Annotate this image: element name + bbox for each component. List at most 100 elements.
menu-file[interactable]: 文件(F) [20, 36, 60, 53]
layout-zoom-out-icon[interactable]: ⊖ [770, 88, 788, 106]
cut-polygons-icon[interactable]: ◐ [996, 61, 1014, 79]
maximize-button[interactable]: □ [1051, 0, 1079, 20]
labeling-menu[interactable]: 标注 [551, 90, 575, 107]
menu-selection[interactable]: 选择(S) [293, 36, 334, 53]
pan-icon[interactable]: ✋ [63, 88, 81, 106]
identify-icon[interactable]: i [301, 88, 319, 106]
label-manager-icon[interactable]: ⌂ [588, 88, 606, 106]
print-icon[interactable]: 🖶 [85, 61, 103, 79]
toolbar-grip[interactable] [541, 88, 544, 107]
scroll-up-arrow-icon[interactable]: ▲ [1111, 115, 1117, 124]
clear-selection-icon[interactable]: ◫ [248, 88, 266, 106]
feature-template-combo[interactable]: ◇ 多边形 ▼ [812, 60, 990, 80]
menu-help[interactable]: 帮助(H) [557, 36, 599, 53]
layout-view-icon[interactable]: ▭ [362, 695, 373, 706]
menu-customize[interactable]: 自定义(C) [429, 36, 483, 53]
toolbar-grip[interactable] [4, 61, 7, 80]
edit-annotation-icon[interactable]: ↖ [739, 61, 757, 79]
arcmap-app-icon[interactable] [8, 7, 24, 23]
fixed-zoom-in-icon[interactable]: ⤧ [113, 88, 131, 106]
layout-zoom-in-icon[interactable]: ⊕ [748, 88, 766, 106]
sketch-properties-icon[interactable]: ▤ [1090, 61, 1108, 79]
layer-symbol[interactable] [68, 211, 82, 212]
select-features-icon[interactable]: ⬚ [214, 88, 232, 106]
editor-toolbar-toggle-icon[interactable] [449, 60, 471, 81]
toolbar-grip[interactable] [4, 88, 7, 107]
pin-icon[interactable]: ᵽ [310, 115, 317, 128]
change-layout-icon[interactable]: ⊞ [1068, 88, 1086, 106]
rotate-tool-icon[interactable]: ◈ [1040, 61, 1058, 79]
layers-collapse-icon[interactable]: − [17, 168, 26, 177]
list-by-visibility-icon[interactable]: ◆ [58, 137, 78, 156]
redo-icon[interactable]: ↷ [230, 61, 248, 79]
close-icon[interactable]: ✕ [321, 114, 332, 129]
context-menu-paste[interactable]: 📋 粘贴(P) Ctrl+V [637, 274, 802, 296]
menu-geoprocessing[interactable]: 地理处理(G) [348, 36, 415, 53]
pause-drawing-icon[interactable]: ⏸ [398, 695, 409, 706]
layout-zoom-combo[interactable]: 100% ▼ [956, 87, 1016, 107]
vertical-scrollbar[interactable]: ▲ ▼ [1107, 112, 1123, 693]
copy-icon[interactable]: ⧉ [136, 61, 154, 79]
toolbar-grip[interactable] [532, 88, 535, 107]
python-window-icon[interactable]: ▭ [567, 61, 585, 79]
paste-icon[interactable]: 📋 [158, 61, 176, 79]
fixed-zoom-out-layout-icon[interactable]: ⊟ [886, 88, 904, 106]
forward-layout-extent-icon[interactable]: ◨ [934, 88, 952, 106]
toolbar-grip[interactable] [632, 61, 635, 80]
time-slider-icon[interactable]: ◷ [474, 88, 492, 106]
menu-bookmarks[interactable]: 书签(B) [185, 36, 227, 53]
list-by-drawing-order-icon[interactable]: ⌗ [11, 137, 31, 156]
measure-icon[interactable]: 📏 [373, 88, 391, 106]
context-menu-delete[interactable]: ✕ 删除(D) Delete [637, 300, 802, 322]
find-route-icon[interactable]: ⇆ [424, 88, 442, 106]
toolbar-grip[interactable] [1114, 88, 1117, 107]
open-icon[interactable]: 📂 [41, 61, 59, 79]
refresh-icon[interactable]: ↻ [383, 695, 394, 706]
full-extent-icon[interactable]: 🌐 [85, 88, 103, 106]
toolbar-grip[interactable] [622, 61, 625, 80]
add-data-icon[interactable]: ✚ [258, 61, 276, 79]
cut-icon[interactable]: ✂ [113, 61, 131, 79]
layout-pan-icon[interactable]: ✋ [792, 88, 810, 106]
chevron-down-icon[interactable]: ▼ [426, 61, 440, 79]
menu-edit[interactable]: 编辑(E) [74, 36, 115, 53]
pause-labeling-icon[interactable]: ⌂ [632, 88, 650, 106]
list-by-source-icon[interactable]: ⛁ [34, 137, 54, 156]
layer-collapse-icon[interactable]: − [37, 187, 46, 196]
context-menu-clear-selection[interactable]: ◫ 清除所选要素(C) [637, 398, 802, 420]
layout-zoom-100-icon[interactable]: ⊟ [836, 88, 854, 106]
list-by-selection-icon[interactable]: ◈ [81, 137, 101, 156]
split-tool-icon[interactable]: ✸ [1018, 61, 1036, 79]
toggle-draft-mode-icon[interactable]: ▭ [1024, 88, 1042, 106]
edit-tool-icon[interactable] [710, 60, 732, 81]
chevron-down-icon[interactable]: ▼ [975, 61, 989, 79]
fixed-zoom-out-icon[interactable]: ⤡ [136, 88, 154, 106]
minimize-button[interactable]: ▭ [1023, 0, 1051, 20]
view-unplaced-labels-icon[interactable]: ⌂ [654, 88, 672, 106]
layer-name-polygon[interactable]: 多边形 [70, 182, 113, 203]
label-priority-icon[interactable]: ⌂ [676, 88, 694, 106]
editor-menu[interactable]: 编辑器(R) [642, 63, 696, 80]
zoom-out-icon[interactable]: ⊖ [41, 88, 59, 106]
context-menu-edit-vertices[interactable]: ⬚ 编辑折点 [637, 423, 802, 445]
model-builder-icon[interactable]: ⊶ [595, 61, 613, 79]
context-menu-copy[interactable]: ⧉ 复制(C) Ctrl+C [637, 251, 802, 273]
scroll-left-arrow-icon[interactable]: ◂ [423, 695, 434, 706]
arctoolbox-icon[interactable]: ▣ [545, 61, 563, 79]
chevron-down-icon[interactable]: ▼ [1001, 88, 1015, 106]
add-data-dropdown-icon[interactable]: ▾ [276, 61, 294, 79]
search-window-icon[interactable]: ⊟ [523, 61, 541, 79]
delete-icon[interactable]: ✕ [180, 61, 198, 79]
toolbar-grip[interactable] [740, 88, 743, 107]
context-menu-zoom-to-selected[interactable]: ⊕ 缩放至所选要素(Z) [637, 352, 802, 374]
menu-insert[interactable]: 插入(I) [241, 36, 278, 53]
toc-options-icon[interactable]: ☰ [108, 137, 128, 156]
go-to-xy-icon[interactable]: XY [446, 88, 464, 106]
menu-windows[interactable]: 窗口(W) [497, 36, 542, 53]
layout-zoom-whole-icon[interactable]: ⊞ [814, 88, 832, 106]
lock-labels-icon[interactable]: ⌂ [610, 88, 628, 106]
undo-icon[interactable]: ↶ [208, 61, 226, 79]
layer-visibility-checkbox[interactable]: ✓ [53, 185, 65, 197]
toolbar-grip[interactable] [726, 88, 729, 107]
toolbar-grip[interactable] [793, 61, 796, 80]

════════

What to produce:
Rewrite all of the material above, switching every "toolbar-grip" to "toolbar-handle" and leaving everything else unchanged.

Written solution:
Annotate this image: element name + bbox for each component. List at most 100 elements.
menu-file[interactable]: 文件(F) [20, 36, 60, 53]
layout-zoom-out-icon[interactable]: ⊖ [770, 88, 788, 106]
cut-polygons-icon[interactable]: ◐ [996, 61, 1014, 79]
maximize-button[interactable]: □ [1051, 0, 1079, 20]
labeling-menu[interactable]: 标注 [551, 90, 575, 107]
menu-selection[interactable]: 选择(S) [293, 36, 334, 53]
pan-icon[interactable]: ✋ [63, 88, 81, 106]
identify-icon[interactable]: i [301, 88, 319, 106]
label-manager-icon[interactable]: ⌂ [588, 88, 606, 106]
print-icon[interactable]: 🖶 [85, 61, 103, 79]
toolbar-handle[interactable] [541, 88, 544, 107]
scroll-up-arrow-icon[interactable]: ▲ [1111, 115, 1117, 124]
clear-selection-icon[interactable]: ◫ [248, 88, 266, 106]
feature-template-combo[interactable]: ◇ 多边形 ▼ [812, 60, 990, 80]
menu-help[interactable]: 帮助(H) [557, 36, 599, 53]
layout-view-icon[interactable]: ▭ [362, 695, 373, 706]
menu-customize[interactable]: 自定义(C) [429, 36, 483, 53]
toolbar-handle[interactable] [4, 61, 7, 80]
edit-annotation-icon[interactable]: ↖ [739, 61, 757, 79]
arcmap-app-icon[interactable] [8, 7, 24, 23]
fixed-zoom-in-icon[interactable]: ⤧ [113, 88, 131, 106]
layout-zoom-in-icon[interactable]: ⊕ [748, 88, 766, 106]
sketch-properties-icon[interactable]: ▤ [1090, 61, 1108, 79]
layer-symbol[interactable] [68, 211, 82, 212]
select-features-icon[interactable]: ⬚ [214, 88, 232, 106]
editor-toolbar-toggle-icon[interactable] [449, 60, 471, 81]
toolbar-handle[interactable] [4, 88, 7, 107]
pin-icon[interactable]: ᵽ [310, 115, 317, 128]
change-layout-icon[interactable]: ⊞ [1068, 88, 1086, 106]
rotate-tool-icon[interactable]: ◈ [1040, 61, 1058, 79]
layers-collapse-icon[interactable]: − [17, 168, 26, 177]
list-by-visibility-icon[interactable]: ◆ [58, 137, 78, 156]
redo-icon[interactable]: ↷ [230, 61, 248, 79]
close-icon[interactable]: ✕ [321, 114, 332, 129]
context-menu-paste[interactable]: 📋 粘贴(P) Ctrl+V [637, 274, 802, 296]
menu-geoprocessing[interactable]: 地理处理(G) [348, 36, 415, 53]
pause-drawing-icon[interactable]: ⏸ [398, 695, 409, 706]
layout-zoom-combo[interactable]: 100% ▼ [956, 87, 1016, 107]
vertical-scrollbar[interactable]: ▲ ▼ [1107, 112, 1123, 693]
copy-icon[interactable]: ⧉ [136, 61, 154, 79]
toolbar-handle[interactable] [532, 88, 535, 107]
python-window-icon[interactable]: ▭ [567, 61, 585, 79]
paste-icon[interactable]: 📋 [158, 61, 176, 79]
fixed-zoom-out-layout-icon[interactable]: ⊟ [886, 88, 904, 106]
forward-layout-extent-icon[interactable]: ◨ [934, 88, 952, 106]
toolbar-handle[interactable] [632, 61, 635, 80]
time-slider-icon[interactable]: ◷ [474, 88, 492, 106]
menu-bookmarks[interactable]: 书签(B) [185, 36, 227, 53]
list-by-drawing-order-icon[interactable]: ⌗ [11, 137, 31, 156]
measure-icon[interactable]: 📏 [373, 88, 391, 106]
context-menu-delete[interactable]: ✕ 删除(D) Delete [637, 300, 802, 322]
find-route-icon[interactable]: ⇆ [424, 88, 442, 106]
toolbar-handle[interactable] [1114, 88, 1117, 107]
open-icon[interactable]: 📂 [41, 61, 59, 79]
refresh-icon[interactable]: ↻ [383, 695, 394, 706]
full-extent-icon[interactable]: 🌐 [85, 88, 103, 106]
toolbar-handle[interactable] [622, 61, 625, 80]
add-data-icon[interactable]: ✚ [258, 61, 276, 79]
cut-icon[interactable]: ✂ [113, 61, 131, 79]
layout-pan-icon[interactable]: ✋ [792, 88, 810, 106]
chevron-down-icon[interactable]: ▼ [426, 61, 440, 79]
menu-edit[interactable]: 编辑(E) [74, 36, 115, 53]
pause-labeling-icon[interactable]: ⌂ [632, 88, 650, 106]
list-by-source-icon[interactable]: ⛁ [34, 137, 54, 156]
layer-collapse-icon[interactable]: − [37, 187, 46, 196]
context-menu-clear-selection[interactable]: ◫ 清除所选要素(C) [637, 398, 802, 420]
layout-zoom-100-icon[interactable]: ⊟ [836, 88, 854, 106]
list-by-selection-icon[interactable]: ◈ [81, 137, 101, 156]
split-tool-icon[interactable]: ✸ [1018, 61, 1036, 79]
toggle-draft-mode-icon[interactable]: ▭ [1024, 88, 1042, 106]
edit-tool-icon[interactable] [710, 60, 732, 81]
chevron-down-icon[interactable]: ▼ [975, 61, 989, 79]
fixed-zoom-out-icon[interactable]: ⤡ [136, 88, 154, 106]
minimize-button[interactable]: ▭ [1023, 0, 1051, 20]
view-unplaced-labels-icon[interactable]: ⌂ [654, 88, 672, 106]
layer-name-polygon[interactable]: 多边形 [70, 182, 113, 203]
label-priority-icon[interactable]: ⌂ [676, 88, 694, 106]
editor-menu[interactable]: 编辑器(R) [642, 63, 696, 80]
zoom-out-icon[interactable]: ⊖ [41, 88, 59, 106]
context-menu-edit-vertices[interactable]: ⬚ 编辑折点 [637, 423, 802, 445]
model-builder-icon[interactable]: ⊶ [595, 61, 613, 79]
context-menu-copy[interactable]: ⧉ 复制(C) Ctrl+C [637, 251, 802, 273]
scroll-left-arrow-icon[interactable]: ◂ [423, 695, 434, 706]
arctoolbox-icon[interactable]: ▣ [545, 61, 563, 79]
chevron-down-icon[interactable]: ▼ [1001, 88, 1015, 106]
add-data-dropdown-icon[interactable]: ▾ [276, 61, 294, 79]
search-window-icon[interactable]: ⊟ [523, 61, 541, 79]
delete-icon[interactable]: ✕ [180, 61, 198, 79]
toolbar-handle[interactable] [740, 88, 743, 107]
context-menu-zoom-to-selected[interactable]: ⊕ 缩放至所选要素(Z) [637, 352, 802, 374]
menu-insert[interactable]: 插入(I) [241, 36, 278, 53]
toc-options-icon[interactable]: ☰ [108, 137, 128, 156]
go-to-xy-icon[interactable]: XY [446, 88, 464, 106]
menu-windows[interactable]: 窗口(W) [497, 36, 542, 53]
layout-zoom-whole-icon[interactable]: ⊞ [814, 88, 832, 106]
lock-labels-icon[interactable]: ⌂ [610, 88, 628, 106]
undo-icon[interactable]: ↶ [208, 61, 226, 79]
layer-visibility-checkbox[interactable]: ✓ [53, 185, 65, 197]
toolbar-handle[interactable] [726, 88, 729, 107]
toolbar-handle[interactable] [793, 61, 796, 80]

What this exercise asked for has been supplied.